*TASK REQUIREMENTS*:
• 1. In the forum thread about exterior oil paint for trim, at which stores is the Glidden exterior oil paint said to be sold?
• 2. Pick up the forum thread about exterior oil paint for trim after its last post and write what comes next.

*TEXT BLOCK*:
** Start **
# Exterior Oil Paint for Trim - Help



## courtsmall (Nov 29, 2011)

Thank you for any advice you can give me. I am an Interior Designer and my contractor had given me a bid to paint the exterior of a project. We had agreed to use Benjamin Moore Oil Base Primer and Paint for the Woodwork on a 1930's house in Los Angeles. He called me today and said he was doing research and found a new Glidden exterior oil paint that would work just as well. It is only sold at Home Depot or Walmart. Does anyone have any experience with this paint. I have a terror of a client and don't want to do anything that isn't top notch for him.

Best, 
Courtney


----------



## Andyman (Feb 21, 2009)

A few questions for you first.
How did you select your painting contractor? What were your decision factors?


----------



## courtsmall (Nov 29, 2011)

Well, I am in a bit of a bind. I have a painter inside that I have used for years, and am working with a GC on the project that I have worked with for years. The GC insisted on doing the exterior work as his bid already included the paint on new decks and balconies. My trusted painter uses Benjamin Moore oil for the wood and would use that on the exterior. The GC wants to use the Glidden.


----------



## Lambrecht (Feb 8, 2010)

At about 25-30 bucks cheaper per gallon I am sure he does want to use Glidden. The GC ultimately responsible for what is applied so let him worry about it and you just pick the colors.


----------



## Andyman (Feb 21, 2009)

Use your trusted source. 

The GC will charge you the same but make more with cheaper product.

I also assume when you say oil paint for exterior trim, you mean oil primer with an acrylic topcoat?


----------



## Softy (Jul 19, 2009)

I don't know anything about BM oil paint. Glidden oil, however, is suck. If you like painting the house with canola oil mix with color then go at it. 

Honestly, I don't think there's any good oil base "residential" paint due to no VOC and low VOC regulation. You would be better off using high VOC waterbase paint. IMO


----------



## smithoman (Apr 18, 2007)

*oil based primer*

The Ben Moore primers are the most expensive and are way over priced. Also, since oil based primers get about 450 sq feet per gallon, how much is this guy expecting to save? I am a big Zinnser oil fan and it only costs $20/gallon. 

It is important to use an oil based primer if you are going over raw wood and there is a bleed through situation, the acrylics will bleed and bleed.

I have never heard of Glidden oil based primer and I cannot believe that California allows its sale. Something seems wrong there. Tell the guy to cough up for what he bid. 5 Gallons of oil primer will paint around 2,000 sq feet and if he cheaps out he may save a hundred bux? Sounds lame at best. If it was me, I would use the zinnser oil. It's rock solid as a primer.


----------



## chrisn (Jul 15, 2007)

You should not be using oil top coat on an exterior:no:


----------



## Scotiadawg (Dec 5, 2011)

courtsmall said:


> Thank you for any advice you can give me. I am an Interior Designer and my contractor had given me a bid to paint the exterior of a project. We had agreed to use Benjamin Moore Oil Base Primer and Paint for the Woodwork on a 1930's house in Los Angeles. He called me today and said he was doing research and found a new Glidden exterior oil paint that would work just as well. It is only sold at Home Depot or Walmart. Does anyone have any experience with this paint. I have a terror of a client and don't want to do anything that isn't top notch for him.
> 
> Best,
> Courtney


What's the reason for the oil top coat ?  Does your GC actually know anything about paint ?
** End **
*LISTED ENTRIES*:
** Start **
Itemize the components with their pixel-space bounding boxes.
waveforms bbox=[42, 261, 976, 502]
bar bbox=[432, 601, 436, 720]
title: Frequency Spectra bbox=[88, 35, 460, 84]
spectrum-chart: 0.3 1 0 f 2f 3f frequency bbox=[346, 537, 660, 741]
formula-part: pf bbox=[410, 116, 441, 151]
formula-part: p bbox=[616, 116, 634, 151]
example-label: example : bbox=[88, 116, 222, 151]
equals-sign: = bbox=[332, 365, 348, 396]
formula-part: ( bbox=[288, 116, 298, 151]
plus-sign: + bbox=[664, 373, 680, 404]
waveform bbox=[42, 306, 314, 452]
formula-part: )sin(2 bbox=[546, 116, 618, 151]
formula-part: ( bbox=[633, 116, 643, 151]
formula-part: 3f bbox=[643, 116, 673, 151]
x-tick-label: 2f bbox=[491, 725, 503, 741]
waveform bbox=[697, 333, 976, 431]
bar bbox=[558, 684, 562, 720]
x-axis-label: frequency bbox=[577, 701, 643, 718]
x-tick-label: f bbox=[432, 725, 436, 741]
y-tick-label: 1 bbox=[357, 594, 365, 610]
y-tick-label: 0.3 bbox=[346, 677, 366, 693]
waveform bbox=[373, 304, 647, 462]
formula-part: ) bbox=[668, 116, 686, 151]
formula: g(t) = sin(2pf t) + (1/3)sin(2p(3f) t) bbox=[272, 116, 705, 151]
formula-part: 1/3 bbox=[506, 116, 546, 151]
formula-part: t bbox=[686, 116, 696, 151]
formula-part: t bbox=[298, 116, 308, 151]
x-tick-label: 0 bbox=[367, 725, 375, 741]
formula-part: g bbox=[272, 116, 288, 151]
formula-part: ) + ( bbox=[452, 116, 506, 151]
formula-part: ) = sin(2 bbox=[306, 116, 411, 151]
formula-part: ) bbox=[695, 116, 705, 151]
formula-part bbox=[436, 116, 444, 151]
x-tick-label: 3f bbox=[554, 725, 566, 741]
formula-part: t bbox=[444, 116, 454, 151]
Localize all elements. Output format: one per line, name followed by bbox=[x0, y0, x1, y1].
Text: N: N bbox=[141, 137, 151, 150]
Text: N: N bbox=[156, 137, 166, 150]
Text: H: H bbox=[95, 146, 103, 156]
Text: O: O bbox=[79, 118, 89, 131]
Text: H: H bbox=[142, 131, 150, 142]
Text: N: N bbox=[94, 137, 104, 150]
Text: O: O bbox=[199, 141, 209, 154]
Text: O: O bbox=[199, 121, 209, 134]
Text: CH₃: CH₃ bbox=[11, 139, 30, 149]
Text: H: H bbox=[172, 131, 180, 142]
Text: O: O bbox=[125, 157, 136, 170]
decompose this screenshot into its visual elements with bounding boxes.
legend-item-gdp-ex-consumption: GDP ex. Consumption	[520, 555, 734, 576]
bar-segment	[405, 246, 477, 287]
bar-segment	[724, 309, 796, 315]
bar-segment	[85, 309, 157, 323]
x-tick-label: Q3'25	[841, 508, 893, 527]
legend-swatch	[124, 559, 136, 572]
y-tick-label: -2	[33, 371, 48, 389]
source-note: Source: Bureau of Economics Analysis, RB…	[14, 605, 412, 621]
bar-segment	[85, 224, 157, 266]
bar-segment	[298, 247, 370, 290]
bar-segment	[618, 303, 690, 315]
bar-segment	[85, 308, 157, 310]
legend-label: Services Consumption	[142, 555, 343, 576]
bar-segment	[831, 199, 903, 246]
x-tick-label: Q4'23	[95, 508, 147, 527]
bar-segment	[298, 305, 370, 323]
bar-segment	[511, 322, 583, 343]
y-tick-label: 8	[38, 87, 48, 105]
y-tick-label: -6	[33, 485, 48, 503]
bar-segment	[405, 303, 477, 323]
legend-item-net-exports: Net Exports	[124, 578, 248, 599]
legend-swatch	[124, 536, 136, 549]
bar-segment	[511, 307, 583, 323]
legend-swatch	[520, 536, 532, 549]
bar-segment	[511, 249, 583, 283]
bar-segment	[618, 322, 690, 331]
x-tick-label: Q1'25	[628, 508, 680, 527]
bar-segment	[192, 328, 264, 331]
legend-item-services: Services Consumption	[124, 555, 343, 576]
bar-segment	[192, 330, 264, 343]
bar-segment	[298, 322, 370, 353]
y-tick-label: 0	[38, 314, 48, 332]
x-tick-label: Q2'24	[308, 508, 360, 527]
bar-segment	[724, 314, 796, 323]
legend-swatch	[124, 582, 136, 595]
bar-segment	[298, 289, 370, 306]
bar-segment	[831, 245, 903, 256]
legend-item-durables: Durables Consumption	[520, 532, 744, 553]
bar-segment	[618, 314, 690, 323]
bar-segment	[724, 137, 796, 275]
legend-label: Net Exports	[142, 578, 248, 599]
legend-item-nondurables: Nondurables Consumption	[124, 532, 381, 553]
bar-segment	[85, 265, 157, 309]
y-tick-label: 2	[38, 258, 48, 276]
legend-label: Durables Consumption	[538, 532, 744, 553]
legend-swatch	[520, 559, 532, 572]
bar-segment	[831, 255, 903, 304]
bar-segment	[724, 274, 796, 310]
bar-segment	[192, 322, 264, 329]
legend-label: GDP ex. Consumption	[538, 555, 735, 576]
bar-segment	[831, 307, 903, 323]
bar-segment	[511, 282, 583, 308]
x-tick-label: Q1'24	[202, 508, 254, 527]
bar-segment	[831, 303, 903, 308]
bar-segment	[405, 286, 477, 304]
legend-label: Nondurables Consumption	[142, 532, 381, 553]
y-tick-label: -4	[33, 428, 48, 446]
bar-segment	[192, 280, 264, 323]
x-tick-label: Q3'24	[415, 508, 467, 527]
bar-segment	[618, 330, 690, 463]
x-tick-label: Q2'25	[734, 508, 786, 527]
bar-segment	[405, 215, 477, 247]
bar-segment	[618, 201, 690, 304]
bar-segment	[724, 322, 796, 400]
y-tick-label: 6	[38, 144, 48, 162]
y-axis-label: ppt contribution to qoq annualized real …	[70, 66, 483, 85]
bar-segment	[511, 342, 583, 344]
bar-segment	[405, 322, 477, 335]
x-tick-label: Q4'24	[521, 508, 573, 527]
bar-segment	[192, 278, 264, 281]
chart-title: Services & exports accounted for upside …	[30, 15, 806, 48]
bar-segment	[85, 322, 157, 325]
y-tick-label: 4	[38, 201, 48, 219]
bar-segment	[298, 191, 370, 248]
** End **
*ANSWERS TO EACH TASK*:
• 1. Only at Home Depot or Walmart.

• 2.
----------



## Dunbar Painting (Mar 19, 2010)

The only failure I have had so far to go back and fix since I started my business was trim done in Oil. It is brittle, and conditions have to be quite favorable to apply it.

There are so many latex 100% acrylic high quality paint options in all price ranges that are suitable for properly prepared trim.


----------



## Scotiadawg (Dec 5, 2011)

Dunbar Painting said:


> The only failure I have had so far to go back and fix since I started my business was trim done in Oil. It is brittle, and conditions have to be quite favorable to apply it.
> 
> There are so many latex 100% acrylic high quality paint options in all price ranges that are suitable for properly prepared trim.


Exactly my thoughts.:notworthy:. I'm sooooooo glad the ext oil part of my business is history.


----------



## jack pauhl (Nov 10, 2008)

courtsmall said:


> Well, I am in a bit of a bind. I have a painter inside that I have used for years, and am working with a GC on the project that I have worked with for years. The GC insisted on doing the exterior work as his bid already included the paint on new decks and balconies. My trusted painter uses Benjamin Moore oil for the wood and would use that on the exterior. The GC wants to use the Glidden.


The Glidden product you are talking about is Oil base with GEL-FLOW technology. It is an interior/exterior paint and it is high gloss only. It only comes in 8 colors. It is not tintable. The product sells for $18 ish per quart and only comes in quarts. The product is too new to have any history behind it at this time. I have the stuff here, been using it but I am not in a position to give you my opinion.


----------



## DeanV (Apr 18, 2007)

That gladden gel stuff is met for front doors and that type of stuff only. 

For oil on exterior, it would work better in Cal. than areas that have greater temperature swings (cold is hard on brittle coatings). Still would stick with acrylic for color retention.


----------



## Scotiadawg (Dec 5, 2011)

DeanV said:


> That gladden gel stuff is met for front doors and that type of stuff only.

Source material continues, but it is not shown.